## REQUIREMENTS
From the entries below, please gather each line containing the string "play".

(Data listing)
-------
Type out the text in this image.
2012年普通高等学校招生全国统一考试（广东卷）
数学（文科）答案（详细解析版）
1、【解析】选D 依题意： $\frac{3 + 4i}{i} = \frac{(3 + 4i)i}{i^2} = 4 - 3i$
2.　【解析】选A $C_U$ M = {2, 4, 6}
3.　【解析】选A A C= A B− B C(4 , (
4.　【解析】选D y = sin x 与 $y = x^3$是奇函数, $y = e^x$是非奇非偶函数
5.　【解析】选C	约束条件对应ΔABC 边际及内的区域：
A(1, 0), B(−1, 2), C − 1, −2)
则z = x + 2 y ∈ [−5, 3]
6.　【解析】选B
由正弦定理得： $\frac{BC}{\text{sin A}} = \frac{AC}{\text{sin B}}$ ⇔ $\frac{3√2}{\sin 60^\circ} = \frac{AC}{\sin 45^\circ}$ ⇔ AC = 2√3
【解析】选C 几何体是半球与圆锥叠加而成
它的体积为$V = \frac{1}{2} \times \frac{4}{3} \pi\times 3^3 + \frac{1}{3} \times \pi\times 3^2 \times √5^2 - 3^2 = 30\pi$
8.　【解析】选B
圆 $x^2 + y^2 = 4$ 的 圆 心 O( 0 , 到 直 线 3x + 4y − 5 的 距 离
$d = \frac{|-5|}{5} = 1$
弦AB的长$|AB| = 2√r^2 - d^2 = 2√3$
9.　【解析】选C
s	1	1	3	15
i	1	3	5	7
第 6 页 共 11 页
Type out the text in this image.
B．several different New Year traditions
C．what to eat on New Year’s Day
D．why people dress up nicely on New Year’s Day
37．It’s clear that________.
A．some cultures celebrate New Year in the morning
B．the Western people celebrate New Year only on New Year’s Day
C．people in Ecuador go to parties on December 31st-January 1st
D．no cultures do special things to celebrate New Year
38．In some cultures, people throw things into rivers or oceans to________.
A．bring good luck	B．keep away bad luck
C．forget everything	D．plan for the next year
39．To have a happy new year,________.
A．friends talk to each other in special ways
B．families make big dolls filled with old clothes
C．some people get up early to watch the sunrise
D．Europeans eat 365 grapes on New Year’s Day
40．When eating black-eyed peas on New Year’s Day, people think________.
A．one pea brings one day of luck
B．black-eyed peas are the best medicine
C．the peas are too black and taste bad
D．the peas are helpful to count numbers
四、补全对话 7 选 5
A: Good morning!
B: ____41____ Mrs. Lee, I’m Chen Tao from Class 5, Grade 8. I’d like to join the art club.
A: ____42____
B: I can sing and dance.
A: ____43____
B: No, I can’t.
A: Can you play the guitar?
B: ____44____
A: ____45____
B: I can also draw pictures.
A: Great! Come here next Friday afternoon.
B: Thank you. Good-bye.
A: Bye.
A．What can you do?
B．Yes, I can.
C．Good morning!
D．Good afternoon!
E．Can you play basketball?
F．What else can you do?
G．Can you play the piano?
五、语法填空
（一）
-------
## THE RESULT
A: Can you play the guitar?
E．Can you play basketball?
G．Can you play the piano?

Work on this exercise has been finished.